→ GOAL:
Transcribe every line, keeping it exact.

──────── DATA IN THIS EXERCISE

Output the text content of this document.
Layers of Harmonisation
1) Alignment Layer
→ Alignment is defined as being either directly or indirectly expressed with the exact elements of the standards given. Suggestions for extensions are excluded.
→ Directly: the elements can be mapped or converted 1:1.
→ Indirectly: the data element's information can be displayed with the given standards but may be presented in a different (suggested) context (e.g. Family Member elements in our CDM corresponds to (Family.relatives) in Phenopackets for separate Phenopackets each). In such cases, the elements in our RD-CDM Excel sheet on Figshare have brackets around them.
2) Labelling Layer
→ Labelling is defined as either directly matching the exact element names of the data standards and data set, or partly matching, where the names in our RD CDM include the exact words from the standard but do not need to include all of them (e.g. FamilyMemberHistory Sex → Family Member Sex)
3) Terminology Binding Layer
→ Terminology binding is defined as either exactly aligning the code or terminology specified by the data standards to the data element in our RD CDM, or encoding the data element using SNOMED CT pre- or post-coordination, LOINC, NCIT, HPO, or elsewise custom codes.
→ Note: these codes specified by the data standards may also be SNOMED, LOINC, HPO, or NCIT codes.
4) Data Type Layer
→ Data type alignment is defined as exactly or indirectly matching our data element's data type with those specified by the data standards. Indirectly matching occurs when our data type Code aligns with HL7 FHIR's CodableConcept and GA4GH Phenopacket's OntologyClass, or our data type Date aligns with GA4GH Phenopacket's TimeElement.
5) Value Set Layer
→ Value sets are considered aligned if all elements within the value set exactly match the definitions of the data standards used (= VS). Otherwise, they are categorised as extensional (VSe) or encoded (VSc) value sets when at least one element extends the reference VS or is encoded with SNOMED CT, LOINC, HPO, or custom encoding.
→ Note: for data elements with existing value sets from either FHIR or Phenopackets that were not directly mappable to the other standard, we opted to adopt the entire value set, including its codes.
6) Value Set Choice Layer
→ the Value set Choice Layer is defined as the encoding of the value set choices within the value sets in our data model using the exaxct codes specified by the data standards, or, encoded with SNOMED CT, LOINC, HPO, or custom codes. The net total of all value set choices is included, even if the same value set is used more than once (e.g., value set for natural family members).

────────────────

→ TASK ANSWER:
Output the text content of this document.
Layers of Harmonisation
1) Alignment Layer
→ Alignment is defined as being either directly or indirectly expressed with the exact elements of the standards given. Suggestions for extensions are excluded.
→ Directly: the elements can be mapped or converted 1:1.
→ Indirectly: the data element's information can be displayed with the given standards but may be presented in a different (suggested) context (e.g. Family Member elements in our CDM corresponds to (Family.relatives) in Phenopackets for separate Phenopackets each). In such cases, the elements in our RD-CDM Excel sheet on Figshare have brackets around them.
2) Labelling Layer
→ Labelling is defined as either directly matching the exact element names of the data standards and data set, or partly matching, where the names in our RD CDM include the exact words from the standard but do not need to include all of them (e.g. FamilyMemberHistory Sex → Family Member Sex)
3) Terminology Binding Layer
→ Terminology binding is defined as either exactly aligning the code or terminology specified by the data standards to the data element in our RD CDM, or encoding the data element using SNOMED CT pre- or post-coordination, LOINC, NCIT, HPO, or elsewise custom codes.
→ Note: these codes specified by the data standards may also be SNOMED, LOINC, HPO, or NCIT codes.
4) Data Type Layer
→ Data type alignment is defined as exactly or indirectly matching our data element's data type with those specified by the data standards. Indirectly matching occurs when our data type Code aligns with HL7 FHIR's CodableConcept and GA4GH Phenopacket's OntologyClass, or our data type Date aligns with GA4GH Phenopacket's TimeElement.
5) Value Set Layer
→ Value sets are considered aligned if all elements within the value set exactly match the definitions of the data standards used (= VS). Otherwise, they are categorised as extensional (VSe) or encoded (VSc) value sets when at least one element extends the reference VS or is encoded with SNOMED CT, LOINC, HPO, or custom encoding.
→ Note: for data elements with existing value sets from either FHIR or Phenopackets that were not directly mappable to the other standard, we opted to adopt the entire value set, including its codes.
6) Value Set Choice Layer
→ the Value set Choice Layer is defined as the encoding of the value set choices within the value sets in our data model using the exaxct codes specified by the data standards, or, encoded with SNOMED CT, LOINC, HPO, or custom codes. The net total of all value set choices is included, even if the same value set is used more than once (e.g., value set for natural family members).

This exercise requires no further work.